# What you need to do:
Repeat each line of the material exactly.

# Data for the task:
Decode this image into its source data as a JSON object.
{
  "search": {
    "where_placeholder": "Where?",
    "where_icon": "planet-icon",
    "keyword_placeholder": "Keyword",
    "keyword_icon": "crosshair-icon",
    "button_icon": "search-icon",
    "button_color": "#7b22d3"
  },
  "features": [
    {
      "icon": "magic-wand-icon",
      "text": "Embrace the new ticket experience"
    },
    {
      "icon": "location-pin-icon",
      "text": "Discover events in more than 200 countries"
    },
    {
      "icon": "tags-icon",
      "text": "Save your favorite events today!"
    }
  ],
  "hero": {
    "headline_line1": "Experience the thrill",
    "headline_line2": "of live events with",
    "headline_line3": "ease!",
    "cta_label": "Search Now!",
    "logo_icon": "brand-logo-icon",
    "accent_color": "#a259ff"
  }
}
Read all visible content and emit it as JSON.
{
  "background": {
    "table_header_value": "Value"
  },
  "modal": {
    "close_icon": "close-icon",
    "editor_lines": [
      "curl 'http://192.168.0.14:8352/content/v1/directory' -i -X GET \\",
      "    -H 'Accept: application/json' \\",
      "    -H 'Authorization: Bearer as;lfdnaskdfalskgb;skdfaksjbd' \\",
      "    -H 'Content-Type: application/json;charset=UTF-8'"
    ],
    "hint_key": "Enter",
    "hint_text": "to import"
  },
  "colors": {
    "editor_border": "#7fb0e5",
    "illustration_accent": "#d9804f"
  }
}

# Task result:
Decode this image into its source data as a JSON object.
{
  "search": {
    "where_placeholder": "Where?",
    "where_icon": "planet-icon",
    "keyword_placeholder": "Keyword",
    "keyword_icon": "crosshair-icon",
    "button_icon": "search-icon",
    "button_color": "#7b22d3"
  },
  "features": [
    {
      "icon": "magic-wand-icon",
      "text": "Embrace the new ticket experience"
    },
    {
      "icon": "location-pin-icon",
      "text": "Discover events in more than 200 countries"
    },
    {
      "icon": "tags-icon",
      "text": "Save your favorite events today!"
    }
  ],
  "hero": {
    "headline_line1": "Experience the thrill",
    "headline_line2": "of live events with",
    "headline_line3": "ease!",
    "cta_label": "Search Now!",
    "logo_icon": "brand-logo-icon",
    "accent_color": "#a259ff"
  }
}
Read all visible content and emit it as JSON.
{
  "background": {
    "table_header_value": "Value"
  },
  "modal": {
    "close_icon": "close-icon",
    "editor_lines": [
      "curl 'http://192.168.0.14:8352/content/v1/directory' -i -X GET \\",
      "    -H 'Accept: application/json' \\",
      "    -H 'Authorization: Bearer as;lfdnaskdfalskgb;skdfaksjbd' \\",
      "    -H 'Content-Type: application/json;charset=UTF-8'"
    ],
    "hint_key": "Enter",
    "hint_text": "to import"
  },
  "colors": {
    "editor_border": "#7fb0e5",
    "illustration_accent": "#d9804f"
  }
}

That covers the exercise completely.